#### Requirement
Return, word for word, every line that follows.

#### Data lines

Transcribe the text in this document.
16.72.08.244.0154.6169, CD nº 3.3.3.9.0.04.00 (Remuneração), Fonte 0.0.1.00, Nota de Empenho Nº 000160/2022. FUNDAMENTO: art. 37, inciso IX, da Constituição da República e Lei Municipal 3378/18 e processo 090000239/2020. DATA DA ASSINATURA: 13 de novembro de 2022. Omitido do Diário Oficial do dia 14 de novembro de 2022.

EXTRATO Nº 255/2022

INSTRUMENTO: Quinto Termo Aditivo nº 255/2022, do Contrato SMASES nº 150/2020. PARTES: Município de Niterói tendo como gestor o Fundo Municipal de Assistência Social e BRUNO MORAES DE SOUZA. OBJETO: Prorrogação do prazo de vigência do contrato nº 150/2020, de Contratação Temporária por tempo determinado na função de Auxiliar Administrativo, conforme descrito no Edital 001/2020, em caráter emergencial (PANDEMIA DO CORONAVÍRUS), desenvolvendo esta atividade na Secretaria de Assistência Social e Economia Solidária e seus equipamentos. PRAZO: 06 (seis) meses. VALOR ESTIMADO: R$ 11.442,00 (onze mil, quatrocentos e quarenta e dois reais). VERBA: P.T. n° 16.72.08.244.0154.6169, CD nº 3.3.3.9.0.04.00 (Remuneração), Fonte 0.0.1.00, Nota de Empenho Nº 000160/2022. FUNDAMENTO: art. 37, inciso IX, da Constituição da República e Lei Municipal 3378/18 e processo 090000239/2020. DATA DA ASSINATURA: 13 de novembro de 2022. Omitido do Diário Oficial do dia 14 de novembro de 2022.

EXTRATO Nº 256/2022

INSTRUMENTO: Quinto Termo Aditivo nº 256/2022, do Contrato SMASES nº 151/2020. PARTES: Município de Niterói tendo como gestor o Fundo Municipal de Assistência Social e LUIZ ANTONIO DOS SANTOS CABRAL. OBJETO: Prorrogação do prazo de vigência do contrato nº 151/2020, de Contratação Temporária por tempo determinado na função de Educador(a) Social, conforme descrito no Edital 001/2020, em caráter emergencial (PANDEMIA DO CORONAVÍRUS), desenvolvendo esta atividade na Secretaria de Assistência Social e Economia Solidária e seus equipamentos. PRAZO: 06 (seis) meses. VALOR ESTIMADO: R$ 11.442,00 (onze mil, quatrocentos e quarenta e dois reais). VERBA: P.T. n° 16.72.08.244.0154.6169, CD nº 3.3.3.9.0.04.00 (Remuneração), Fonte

#### Task solution
Transcribe the text in this document.
16.72.08.244.0154.6169, CD nº 3.3.3.9.0.04.00 (Remuneração), Fonte 0.0.1.00, Nota de Empenho Nº 000160/2022. FUNDAMENTO: art. 37, inciso IX, da Constituição da República e Lei Municipal 3378/18 e processo 090000239/2020. DATA DA ASSINATURA: 13 de novembro de 2022. Omitido do Diário Oficial do dia 14 de novembro de 2022.

EXTRATO Nº 255/2022

INSTRUMENTO: Quinto Termo Aditivo nº 255/2022, do Contrato SMASES nº 150/2020. PARTES: Município de Niterói tendo como gestor o Fundo Municipal de Assistência Social e BRUNO MORAES DE SOUZA. OBJETO: Prorrogação do prazo de vigência do contrato nº 150/2020, de Contratação Temporária por tempo determinado na função de Auxiliar Administrativo, conforme descrito no Edital 001/2020, em caráter emergencial (PANDEMIA DO CORONAVÍRUS), desenvolvendo esta atividade na Secretaria de Assistência Social e Economia Solidária e seus equipamentos. PRAZO: 06 (seis) meses. VALOR ESTIMADO: R$ 11.442,00 (onze mil, quatrocentos e quarenta e dois reais). VERBA: P.T. n° 16.72.08.244.0154.6169, CD nº 3.3.3.9.0.04.00 (Remuneração), Fonte 0.0.1.00, Nota de Empenho Nº 000160/2022. FUNDAMENTO: art. 37, inciso IX, da Constituição da República e Lei Municipal 3378/18 e processo 090000239/2020. DATA DA ASSINATURA: 13 de novembro de 2022. Omitido do Diário Oficial do dia 14 de novembro de 2022.

EXTRATO Nº 256/2022

INSTRUMENTO: Quinto Termo Aditivo nº 256/2022, do Contrato SMASES nº 151/2020. PARTES: Município de Niterói tendo como gestor o Fundo Municipal de Assistência Social e LUIZ ANTONIO DOS SANTOS CABRAL. OBJETO: Prorrogação do prazo de vigência do contrato nº 151/2020, de Contratação Temporária por tempo determinado na função de Educador(a) Social, conforme descrito no Edital 001/2020, em caráter emergencial (PANDEMIA DO CORONAVÍRUS), desenvolvendo esta atividade na Secretaria de Assistência Social e Economia Solidária e seus equipamentos. PRAZO: 06 (seis) meses. VALOR ESTIMADO: R$ 11.442,00 (onze mil, quatrocentos e quarenta e dois reais). VERBA: P.T. n° 16.72.08.244.0154.6169, CD nº 3.3.3.9.0.04.00 (Remuneração), Fonte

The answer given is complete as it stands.